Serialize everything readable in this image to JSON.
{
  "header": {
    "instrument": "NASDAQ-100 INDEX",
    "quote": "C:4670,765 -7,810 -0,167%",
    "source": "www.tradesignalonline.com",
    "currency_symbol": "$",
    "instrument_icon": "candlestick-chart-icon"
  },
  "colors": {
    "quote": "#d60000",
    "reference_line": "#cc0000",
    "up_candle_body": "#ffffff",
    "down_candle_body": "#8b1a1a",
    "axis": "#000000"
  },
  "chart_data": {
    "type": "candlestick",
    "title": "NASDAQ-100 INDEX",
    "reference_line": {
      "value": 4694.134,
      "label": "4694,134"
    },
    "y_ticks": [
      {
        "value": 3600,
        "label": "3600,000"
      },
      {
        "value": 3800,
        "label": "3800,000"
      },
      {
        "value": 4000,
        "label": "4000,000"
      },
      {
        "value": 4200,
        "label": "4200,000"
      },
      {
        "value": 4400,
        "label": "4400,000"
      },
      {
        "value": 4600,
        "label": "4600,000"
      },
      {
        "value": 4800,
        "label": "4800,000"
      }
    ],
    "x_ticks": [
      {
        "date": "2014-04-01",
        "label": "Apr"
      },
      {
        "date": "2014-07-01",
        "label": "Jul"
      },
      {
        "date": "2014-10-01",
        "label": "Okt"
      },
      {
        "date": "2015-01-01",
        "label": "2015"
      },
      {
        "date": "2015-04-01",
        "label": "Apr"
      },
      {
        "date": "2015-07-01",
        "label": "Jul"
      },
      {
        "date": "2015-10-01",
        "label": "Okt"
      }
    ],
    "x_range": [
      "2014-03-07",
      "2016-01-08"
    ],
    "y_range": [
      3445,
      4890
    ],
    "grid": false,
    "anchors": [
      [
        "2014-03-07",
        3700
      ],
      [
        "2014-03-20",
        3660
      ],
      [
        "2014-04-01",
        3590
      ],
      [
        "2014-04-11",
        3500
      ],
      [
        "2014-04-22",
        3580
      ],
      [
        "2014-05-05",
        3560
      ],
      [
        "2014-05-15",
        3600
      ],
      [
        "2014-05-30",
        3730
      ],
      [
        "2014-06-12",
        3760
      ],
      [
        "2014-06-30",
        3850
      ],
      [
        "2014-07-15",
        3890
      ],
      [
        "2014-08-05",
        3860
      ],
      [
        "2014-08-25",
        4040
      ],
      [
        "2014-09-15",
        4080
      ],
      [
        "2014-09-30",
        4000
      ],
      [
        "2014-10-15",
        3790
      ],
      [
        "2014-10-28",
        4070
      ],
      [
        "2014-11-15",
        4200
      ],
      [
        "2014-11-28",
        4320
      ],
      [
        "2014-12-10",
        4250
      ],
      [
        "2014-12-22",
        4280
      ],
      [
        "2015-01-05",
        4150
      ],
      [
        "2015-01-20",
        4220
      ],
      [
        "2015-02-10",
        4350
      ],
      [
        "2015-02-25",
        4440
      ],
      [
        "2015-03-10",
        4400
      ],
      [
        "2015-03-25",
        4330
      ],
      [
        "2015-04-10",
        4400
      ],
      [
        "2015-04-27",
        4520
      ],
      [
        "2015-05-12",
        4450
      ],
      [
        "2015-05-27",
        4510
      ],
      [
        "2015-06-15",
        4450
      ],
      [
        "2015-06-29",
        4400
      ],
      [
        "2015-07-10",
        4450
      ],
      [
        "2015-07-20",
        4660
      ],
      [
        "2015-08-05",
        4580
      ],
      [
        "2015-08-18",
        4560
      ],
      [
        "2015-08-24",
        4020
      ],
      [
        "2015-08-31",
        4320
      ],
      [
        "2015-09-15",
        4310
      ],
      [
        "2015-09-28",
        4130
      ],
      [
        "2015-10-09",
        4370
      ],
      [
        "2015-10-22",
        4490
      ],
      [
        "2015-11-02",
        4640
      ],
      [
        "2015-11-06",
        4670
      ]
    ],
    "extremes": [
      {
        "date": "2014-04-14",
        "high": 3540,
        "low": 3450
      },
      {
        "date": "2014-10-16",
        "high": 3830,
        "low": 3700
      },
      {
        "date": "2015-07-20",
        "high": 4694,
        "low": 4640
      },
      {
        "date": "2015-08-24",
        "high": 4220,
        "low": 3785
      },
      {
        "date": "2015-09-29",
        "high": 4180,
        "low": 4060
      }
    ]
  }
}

• **WHAT THIS TASK INVOLVES**: Extract each entry in full and write it down exactly.

• **TASK ANSWER**:
Serialize everything readable in this image to JSON.
{
  "header": {
    "instrument": "NASDAQ-100 INDEX",
    "quote": "C:4670,765 -7,810 -0,167%",
    "source": "www.tradesignalonline.com",
    "currency_symbol": "$",
    "instrument_icon": "candlestick-chart-icon"
  },
  "colors": {
    "quote": "#d60000",
    "reference_line": "#cc0000",
    "up_candle_body": "#ffffff",
    "down_candle_body": "#8b1a1a",
    "axis": "#000000"
  },
  "chart_data": {
    "type": "candlestick",
    "title": "NASDAQ-100 INDEX",
    "reference_line": {
      "value": 4694.134,
      "label": "4694,134"
    },
    "y_ticks": [
      {
        "value": 3600,
        "label": "3600,000"
      },
      {
        "value": 3800,
        "label": "3800,000"
      },
      {
        "value": 4000,
        "label": "4000,000"
      },
      {
        "value": 4200,
        "label": "4200,000"
      },
      {
        "value": 4400,
        "label": "4400,000"
      },
      {
        "value": 4600,
        "label": "4600,000"
      },
      {
        "value": 4800,
        "label": "4800,000"
      }
    ],
    "x_ticks": [
      {
        "date": "2014-04-01",
        "label": "Apr"
      },
      {
        "date": "2014-07-01",
        "label": "Jul"
      },
      {
        "date": "2014-10-01",
        "label": "Okt"
      },
      {
        "date": "2015-01-01",
        "label": "2015"
      },
      {
        "date": "2015-04-01",
        "label": "Apr"
      },
      {
        "date": "2015-07-01",
        "label": "Jul"
      },
      {
        "date": "2015-10-01",
        "label": "Okt"
      }
    ],
    "x_range": [
      "2014-03-07",
      "2016-01-08"
    ],
    "y_range": [
      3445,
      4890
    ],
    "grid": false,
    "anchors": [
      [
        "2014-03-07",
        3700
      ],
      [
        "2014-03-20",
        3660
      ],
      [
        "2014-04-01",
        3590
      ],
      [
        "2014-04-11",
        3500
      ],
      [
        "2014-04-22",
        3580
      ],
      [
        "2014-05-05",
        3560
      ],
      [
        "2014-05-15",
        3600
      ],
      [
        "2014-05-30",
        3730
      ],
      [
        "2014-06-12",
        3760
      ],
      [
        "2014-06-30",
        3850
      ],
      [
        "2014-07-15",
        3890
      ],
      [
        "2014-08-05",
        3860
      ],
      [
        "2014-08-25",
        4040
      ],
      [
        "2014-09-15",
        4080
      ],
      [
        "2014-09-30",
        4000
      ],
      [
        "2014-10-15",
        3790
      ],
      [
        "2014-10-28",
        4070
      ],
      [
        "2014-11-15",
        4200
      ],
      [
        "2014-11-28",
        4320
      ],
      [
        "2014-12-10",
        4250
      ],
      [
        "2014-12-22",
        4280
      ],
      [
        "2015-01-05",
        4150
      ],
      [
        "2015-01-20",
        4220
      ],
      [
        "2015-02-10",
        4350
      ],
      [
        "2015-02-25",
        4440
      ],
      [
        "2015-03-10",
        4400
      ],
      [
        "2015-03-25",
        4330
      ],
      [
        "2015-04-10",
        4400
      ],
      [
        "2015-04-27",
        4520
      ],
      [
        "2015-05-12",
        4450
      ],
      [
        "2015-05-27",
        4510
      ],
      [
        "2015-06-15",
        4450
      ],
      [
        "2015-06-29",
        4400
      ],
      [
        "2015-07-10",
        4450
      ],
      [
        "2015-07-20",
        4660
      ],
      [
        "2015-08-05",
        4580
      ],
      [
        "2015-08-18",
        4560
      ],
      [
        "2015-08-24",
        4020
      ],
      [
        "2015-08-31",
        4320
      ],
      [
        "2015-09-15",
        4310
      ],
      [
        "2015-09-28",
        4130
      ],
      [
        "2015-10-09",
        4370
      ],
      [
        "2015-10-22",
        4490
      ],
      [
        "2015-11-02",
        4640
      ],
      [
        "2015-11-06",
        4670
      ]
    ],
    "extremes": [
      {
        "date": "2014-04-14",
        "high": 3540,
        "low": 3450
      },
      {
        "date": "2014-10-16",
        "high": 3830,
        "low": 3700
      },
      {
        "date": "2015-07-20",
        "high": 4694,
        "low": 4640
      },
      {
        "date": "2015-08-24",
        "high": 4220,
        "low": 3785
      },
      {
        "date": "2015-09-29",
        "high": 4180,
        "low": 4060
      }
    ]
  }
}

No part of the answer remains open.